Aim: Extract the lines that hold the string "products".

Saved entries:
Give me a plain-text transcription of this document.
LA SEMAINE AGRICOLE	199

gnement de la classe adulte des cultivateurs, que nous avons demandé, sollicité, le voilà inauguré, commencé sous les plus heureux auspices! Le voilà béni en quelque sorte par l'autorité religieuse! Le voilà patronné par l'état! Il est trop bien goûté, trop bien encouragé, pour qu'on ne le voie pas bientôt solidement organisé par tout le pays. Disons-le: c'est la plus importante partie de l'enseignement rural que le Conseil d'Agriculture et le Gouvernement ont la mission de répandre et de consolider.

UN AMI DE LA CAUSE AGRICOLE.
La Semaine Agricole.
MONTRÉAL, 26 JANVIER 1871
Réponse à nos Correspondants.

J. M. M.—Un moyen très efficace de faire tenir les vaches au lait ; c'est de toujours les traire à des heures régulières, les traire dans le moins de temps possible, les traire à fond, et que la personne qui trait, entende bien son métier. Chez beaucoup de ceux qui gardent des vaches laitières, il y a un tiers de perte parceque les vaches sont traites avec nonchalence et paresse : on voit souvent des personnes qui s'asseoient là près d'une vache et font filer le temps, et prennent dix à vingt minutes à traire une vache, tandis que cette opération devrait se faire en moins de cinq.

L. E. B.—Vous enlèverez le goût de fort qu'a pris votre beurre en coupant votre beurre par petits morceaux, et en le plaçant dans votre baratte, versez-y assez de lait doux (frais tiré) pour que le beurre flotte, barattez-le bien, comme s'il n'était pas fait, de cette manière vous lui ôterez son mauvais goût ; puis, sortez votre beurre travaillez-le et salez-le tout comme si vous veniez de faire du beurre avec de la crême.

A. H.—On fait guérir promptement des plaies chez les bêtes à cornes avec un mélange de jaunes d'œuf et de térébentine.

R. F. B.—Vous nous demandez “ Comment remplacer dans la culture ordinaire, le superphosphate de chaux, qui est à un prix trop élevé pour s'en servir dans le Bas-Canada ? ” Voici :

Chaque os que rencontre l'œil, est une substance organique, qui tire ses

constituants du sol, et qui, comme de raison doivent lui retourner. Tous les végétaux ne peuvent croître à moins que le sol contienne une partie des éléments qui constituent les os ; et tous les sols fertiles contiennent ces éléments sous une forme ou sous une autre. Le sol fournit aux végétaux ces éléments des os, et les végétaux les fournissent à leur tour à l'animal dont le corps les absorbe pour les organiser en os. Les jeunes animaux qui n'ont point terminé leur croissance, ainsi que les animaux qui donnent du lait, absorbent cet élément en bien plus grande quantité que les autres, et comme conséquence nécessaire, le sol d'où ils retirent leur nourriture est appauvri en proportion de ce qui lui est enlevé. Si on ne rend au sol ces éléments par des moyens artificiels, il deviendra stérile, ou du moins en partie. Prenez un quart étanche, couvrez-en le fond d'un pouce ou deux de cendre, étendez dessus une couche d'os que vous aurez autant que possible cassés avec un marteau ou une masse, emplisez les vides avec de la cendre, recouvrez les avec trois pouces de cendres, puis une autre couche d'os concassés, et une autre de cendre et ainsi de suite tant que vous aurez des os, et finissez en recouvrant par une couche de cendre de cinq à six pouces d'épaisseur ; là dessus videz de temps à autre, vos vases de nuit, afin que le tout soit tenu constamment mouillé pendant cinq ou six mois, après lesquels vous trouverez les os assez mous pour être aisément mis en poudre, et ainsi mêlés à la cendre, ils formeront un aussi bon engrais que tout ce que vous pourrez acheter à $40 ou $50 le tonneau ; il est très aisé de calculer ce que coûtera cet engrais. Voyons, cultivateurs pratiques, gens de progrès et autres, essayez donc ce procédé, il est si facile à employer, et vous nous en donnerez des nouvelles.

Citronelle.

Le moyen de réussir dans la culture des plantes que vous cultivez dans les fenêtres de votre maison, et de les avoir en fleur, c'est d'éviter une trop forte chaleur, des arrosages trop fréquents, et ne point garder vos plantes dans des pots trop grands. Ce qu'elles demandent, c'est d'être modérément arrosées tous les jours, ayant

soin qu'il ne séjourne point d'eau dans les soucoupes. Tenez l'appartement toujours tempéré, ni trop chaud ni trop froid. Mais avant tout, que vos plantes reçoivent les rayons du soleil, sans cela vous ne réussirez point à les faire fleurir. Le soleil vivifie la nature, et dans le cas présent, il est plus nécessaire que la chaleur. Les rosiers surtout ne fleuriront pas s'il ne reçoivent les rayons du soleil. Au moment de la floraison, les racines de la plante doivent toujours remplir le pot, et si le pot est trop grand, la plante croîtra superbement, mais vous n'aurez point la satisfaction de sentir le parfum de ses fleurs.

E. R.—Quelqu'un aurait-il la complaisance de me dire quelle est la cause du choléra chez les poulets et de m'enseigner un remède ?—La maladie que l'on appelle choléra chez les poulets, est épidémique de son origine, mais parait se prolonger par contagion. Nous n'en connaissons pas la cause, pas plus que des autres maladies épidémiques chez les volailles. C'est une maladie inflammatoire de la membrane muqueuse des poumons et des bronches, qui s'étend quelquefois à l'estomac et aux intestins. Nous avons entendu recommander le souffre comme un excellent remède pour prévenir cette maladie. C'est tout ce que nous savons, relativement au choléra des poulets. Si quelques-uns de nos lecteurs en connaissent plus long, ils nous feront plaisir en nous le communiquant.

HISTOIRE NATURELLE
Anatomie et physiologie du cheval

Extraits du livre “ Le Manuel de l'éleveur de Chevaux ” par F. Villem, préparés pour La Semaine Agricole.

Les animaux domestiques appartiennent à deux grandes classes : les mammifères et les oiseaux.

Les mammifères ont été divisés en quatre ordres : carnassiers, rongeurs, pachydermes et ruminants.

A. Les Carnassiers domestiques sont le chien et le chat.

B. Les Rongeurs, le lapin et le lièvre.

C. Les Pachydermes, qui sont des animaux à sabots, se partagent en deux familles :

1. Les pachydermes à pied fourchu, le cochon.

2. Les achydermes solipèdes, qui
...
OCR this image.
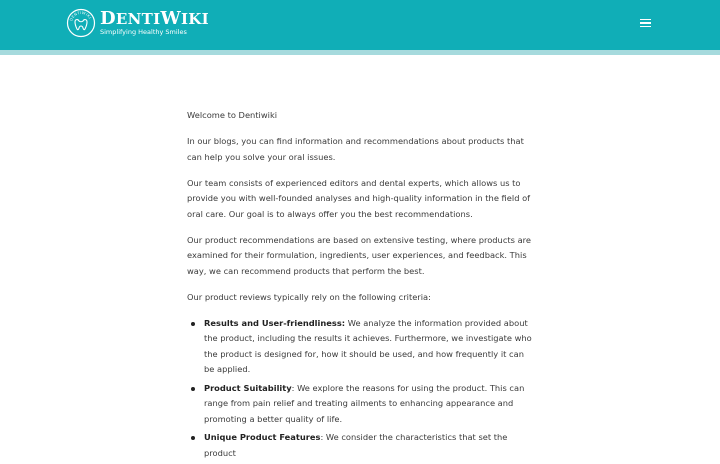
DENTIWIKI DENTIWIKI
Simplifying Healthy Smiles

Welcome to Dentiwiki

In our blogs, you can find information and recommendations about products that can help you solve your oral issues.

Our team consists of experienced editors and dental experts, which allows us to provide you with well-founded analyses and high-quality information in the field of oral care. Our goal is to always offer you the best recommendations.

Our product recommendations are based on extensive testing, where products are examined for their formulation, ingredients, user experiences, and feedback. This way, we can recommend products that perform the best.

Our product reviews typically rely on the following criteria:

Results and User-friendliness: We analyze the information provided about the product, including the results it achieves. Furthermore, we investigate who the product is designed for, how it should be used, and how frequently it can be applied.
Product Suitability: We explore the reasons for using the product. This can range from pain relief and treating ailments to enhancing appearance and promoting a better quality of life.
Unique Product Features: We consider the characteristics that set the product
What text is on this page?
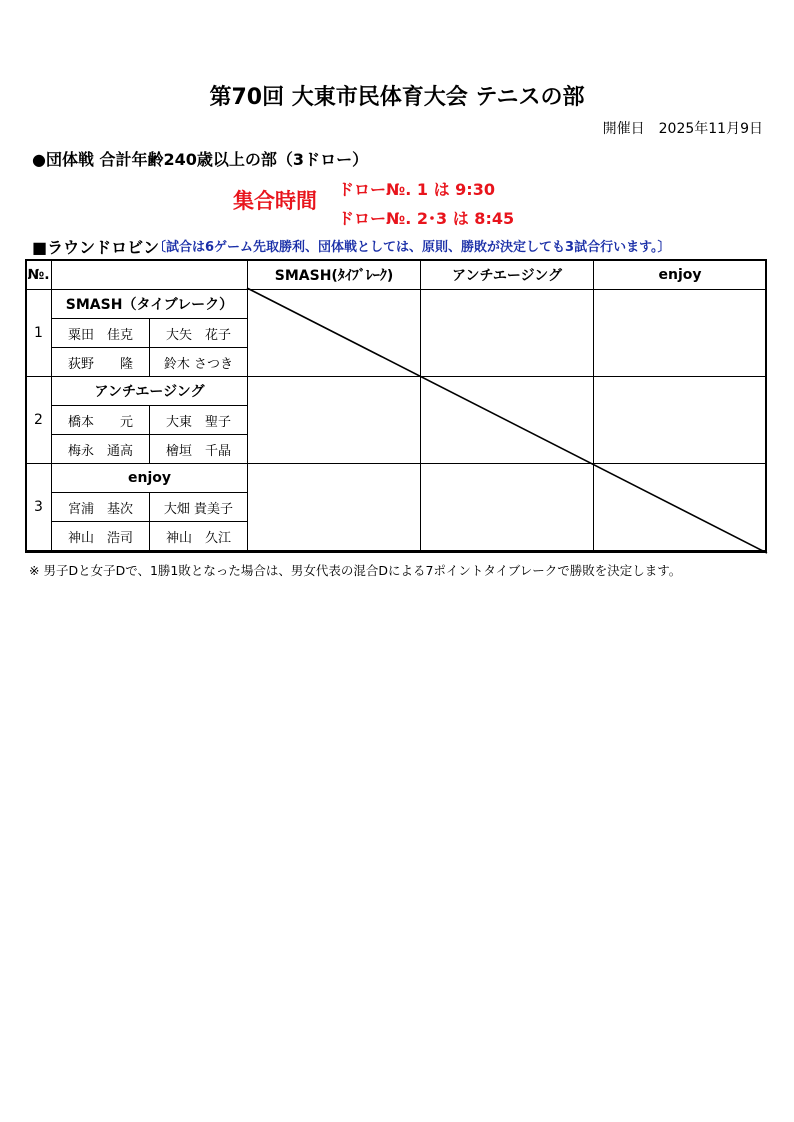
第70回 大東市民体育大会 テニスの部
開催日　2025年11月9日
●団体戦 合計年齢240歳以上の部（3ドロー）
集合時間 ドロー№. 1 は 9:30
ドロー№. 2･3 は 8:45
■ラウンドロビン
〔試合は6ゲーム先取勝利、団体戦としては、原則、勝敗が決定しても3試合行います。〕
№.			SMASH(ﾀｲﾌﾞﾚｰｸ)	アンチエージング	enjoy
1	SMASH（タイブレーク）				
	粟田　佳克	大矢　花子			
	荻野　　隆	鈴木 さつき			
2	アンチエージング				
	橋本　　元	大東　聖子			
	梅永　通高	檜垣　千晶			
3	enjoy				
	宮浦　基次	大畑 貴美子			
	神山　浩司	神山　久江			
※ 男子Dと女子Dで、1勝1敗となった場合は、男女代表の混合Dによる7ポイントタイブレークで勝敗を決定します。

Problem solution:
In our blogs, you can find information and recommendations about products that can help you solve your oral issues.
Our product recommendations are based on extensive testing, where products are examined for their formulation, ingredients, user experiences, and feedback. This way, we can recommend products that perform the best.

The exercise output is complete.